━━━ Listed entries
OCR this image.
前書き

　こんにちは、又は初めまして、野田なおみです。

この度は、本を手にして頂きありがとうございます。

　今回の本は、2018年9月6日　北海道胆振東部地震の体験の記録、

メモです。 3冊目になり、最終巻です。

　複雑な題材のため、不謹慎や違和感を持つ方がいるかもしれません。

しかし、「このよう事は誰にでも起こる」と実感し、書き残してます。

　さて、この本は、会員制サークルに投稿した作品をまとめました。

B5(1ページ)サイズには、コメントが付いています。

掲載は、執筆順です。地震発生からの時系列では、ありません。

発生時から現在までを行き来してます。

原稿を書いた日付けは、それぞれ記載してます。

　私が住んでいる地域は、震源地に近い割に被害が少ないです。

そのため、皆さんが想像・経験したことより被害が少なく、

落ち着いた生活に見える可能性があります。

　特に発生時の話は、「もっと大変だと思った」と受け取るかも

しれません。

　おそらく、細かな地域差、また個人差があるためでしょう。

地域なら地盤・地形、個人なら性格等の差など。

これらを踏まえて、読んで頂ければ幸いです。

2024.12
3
━━━━━━
━━━ Listed entries
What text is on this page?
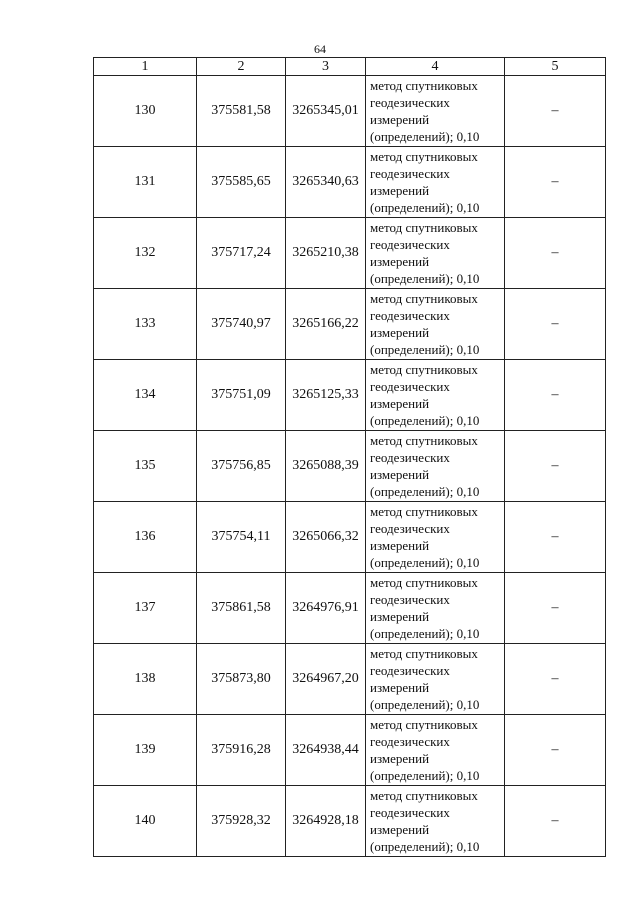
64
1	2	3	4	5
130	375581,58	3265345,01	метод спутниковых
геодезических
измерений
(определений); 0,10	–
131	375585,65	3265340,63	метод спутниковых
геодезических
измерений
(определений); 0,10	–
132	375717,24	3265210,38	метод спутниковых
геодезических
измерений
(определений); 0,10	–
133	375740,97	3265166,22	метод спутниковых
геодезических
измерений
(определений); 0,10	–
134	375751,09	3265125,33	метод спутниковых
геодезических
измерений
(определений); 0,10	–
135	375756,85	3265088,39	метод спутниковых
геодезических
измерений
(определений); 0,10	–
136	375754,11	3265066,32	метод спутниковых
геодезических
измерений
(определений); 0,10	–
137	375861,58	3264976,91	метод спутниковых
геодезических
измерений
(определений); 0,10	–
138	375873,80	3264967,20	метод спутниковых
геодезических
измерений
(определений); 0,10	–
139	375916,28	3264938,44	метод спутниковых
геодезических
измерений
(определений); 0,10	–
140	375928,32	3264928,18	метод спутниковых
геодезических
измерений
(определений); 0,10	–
━━━━━━
━━━ Listed entries
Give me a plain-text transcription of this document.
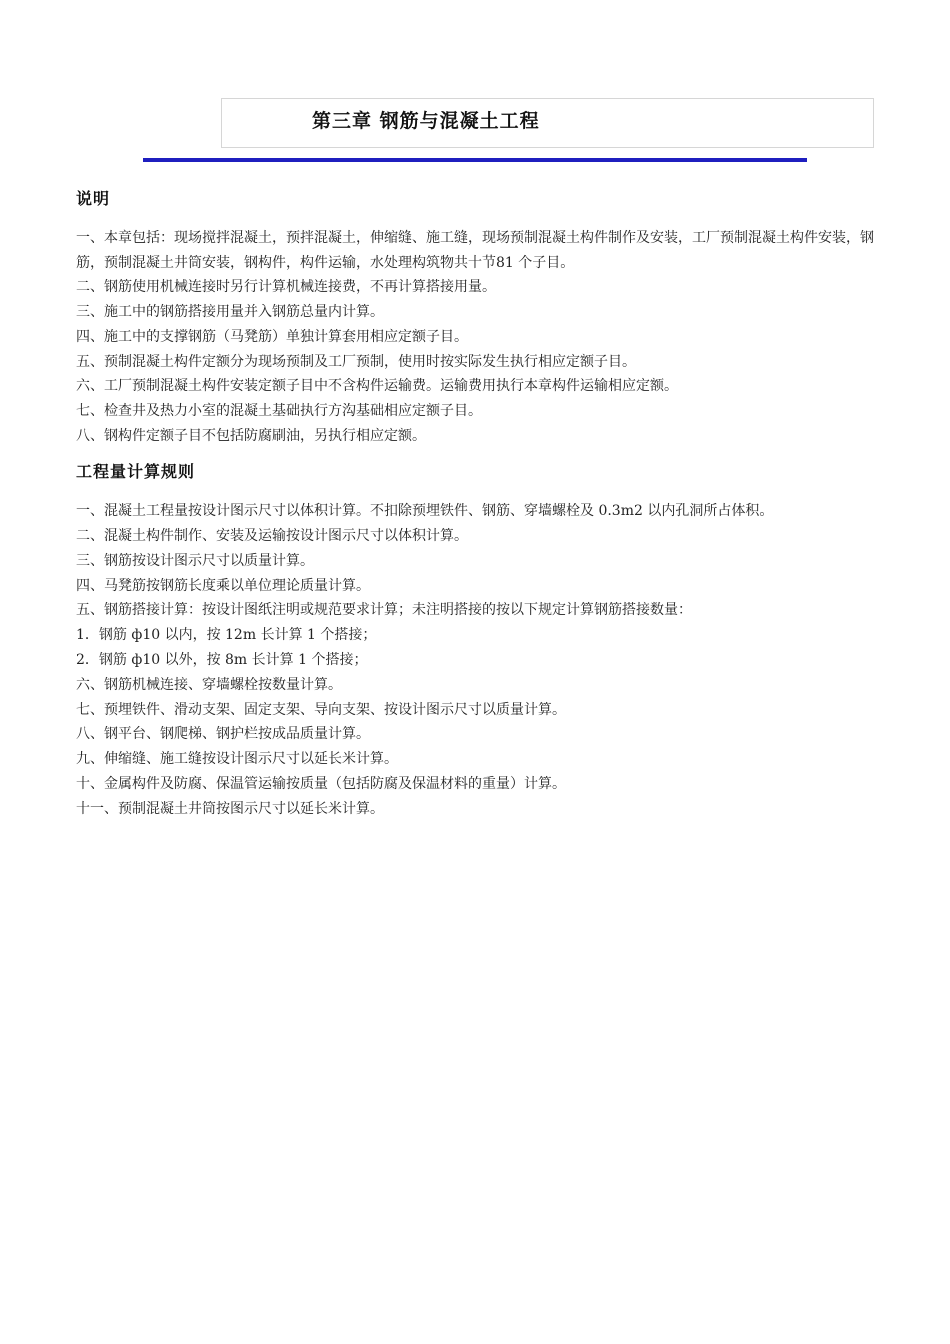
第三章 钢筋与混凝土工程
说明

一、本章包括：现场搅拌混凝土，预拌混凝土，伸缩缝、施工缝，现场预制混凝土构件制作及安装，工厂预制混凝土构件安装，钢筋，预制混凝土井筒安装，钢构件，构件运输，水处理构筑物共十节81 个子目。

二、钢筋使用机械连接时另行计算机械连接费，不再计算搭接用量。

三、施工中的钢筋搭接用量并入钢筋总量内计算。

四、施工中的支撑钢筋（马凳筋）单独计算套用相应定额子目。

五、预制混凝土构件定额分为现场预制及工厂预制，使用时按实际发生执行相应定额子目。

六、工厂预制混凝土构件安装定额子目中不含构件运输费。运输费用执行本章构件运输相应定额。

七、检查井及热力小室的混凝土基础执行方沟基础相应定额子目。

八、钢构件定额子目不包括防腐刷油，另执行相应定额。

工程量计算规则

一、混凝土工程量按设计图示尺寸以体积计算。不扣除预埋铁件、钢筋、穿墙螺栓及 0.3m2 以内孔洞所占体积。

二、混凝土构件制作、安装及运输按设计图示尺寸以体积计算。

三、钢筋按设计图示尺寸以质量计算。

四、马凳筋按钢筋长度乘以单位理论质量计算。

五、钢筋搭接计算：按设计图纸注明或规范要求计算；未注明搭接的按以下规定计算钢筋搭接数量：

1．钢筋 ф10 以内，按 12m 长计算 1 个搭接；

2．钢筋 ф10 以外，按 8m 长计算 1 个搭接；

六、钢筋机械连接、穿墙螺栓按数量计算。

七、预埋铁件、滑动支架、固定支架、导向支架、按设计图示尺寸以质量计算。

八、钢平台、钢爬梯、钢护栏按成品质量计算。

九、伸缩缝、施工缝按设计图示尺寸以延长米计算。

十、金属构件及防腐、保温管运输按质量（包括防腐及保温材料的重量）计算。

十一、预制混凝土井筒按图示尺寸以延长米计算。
━━━━━━
● What the exercise asks
Of the lines in the material, how many contain the word "спутниковых"? Reply with the number and nothing else.

● Answer for the task
11